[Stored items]
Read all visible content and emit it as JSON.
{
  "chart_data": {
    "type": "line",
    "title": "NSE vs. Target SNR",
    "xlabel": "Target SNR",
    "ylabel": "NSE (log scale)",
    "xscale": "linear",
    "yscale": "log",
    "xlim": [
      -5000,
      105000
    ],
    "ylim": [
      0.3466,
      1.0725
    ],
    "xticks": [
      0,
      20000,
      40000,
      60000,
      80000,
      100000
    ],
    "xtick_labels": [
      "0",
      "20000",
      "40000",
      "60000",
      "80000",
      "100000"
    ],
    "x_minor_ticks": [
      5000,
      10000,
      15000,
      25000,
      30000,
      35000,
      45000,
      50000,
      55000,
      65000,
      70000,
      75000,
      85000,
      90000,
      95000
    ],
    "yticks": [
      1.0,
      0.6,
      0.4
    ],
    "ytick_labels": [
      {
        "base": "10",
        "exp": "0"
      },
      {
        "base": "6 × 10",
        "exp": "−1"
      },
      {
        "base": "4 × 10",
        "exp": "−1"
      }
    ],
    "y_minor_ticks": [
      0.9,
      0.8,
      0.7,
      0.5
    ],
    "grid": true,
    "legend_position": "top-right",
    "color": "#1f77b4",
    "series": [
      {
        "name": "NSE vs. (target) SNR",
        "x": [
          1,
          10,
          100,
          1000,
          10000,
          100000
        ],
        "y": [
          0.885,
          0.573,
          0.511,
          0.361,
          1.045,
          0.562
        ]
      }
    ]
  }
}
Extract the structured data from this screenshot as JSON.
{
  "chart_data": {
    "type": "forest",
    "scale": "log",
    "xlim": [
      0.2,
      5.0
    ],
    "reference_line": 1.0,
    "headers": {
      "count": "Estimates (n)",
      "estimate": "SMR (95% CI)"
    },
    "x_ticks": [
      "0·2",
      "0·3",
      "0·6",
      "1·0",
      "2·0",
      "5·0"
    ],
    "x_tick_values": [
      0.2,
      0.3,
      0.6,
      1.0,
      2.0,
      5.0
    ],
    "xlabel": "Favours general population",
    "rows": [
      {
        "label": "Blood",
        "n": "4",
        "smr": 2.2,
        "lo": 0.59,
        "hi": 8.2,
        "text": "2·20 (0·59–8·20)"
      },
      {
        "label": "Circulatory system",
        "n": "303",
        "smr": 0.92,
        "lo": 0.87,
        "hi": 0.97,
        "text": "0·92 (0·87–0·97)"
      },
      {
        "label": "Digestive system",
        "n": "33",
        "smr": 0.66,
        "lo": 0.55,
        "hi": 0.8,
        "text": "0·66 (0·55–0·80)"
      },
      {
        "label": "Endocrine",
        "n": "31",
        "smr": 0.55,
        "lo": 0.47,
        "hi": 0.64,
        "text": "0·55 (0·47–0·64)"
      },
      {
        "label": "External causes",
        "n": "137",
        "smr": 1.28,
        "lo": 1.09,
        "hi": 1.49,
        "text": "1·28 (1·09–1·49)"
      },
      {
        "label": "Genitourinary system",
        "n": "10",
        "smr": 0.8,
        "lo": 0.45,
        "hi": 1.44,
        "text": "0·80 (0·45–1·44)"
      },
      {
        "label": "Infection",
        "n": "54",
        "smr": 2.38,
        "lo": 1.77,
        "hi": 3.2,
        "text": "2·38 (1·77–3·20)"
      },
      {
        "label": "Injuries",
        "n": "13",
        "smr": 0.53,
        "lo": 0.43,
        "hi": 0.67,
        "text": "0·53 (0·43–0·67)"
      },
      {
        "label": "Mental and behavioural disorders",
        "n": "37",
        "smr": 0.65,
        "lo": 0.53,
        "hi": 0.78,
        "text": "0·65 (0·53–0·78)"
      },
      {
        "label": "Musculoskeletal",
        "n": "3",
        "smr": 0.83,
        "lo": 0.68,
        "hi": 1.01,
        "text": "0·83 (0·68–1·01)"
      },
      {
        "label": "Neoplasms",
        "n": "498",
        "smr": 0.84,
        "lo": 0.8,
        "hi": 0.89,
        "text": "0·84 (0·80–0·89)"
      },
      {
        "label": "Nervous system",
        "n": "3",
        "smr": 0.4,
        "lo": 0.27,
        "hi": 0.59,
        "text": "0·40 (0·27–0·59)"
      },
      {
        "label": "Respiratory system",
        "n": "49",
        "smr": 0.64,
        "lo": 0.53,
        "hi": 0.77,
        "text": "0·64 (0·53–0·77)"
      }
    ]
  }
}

• WHAT TO WORK ON: Pull every line containing "system" out of the records.

• OUTPUT FOR THIS TASK:
        "label": "Circulatory system",
        "label": "Digestive system",
        "label": "Genitourinary system",
        "label": "Nervous system",
        "label": "Respiratory system",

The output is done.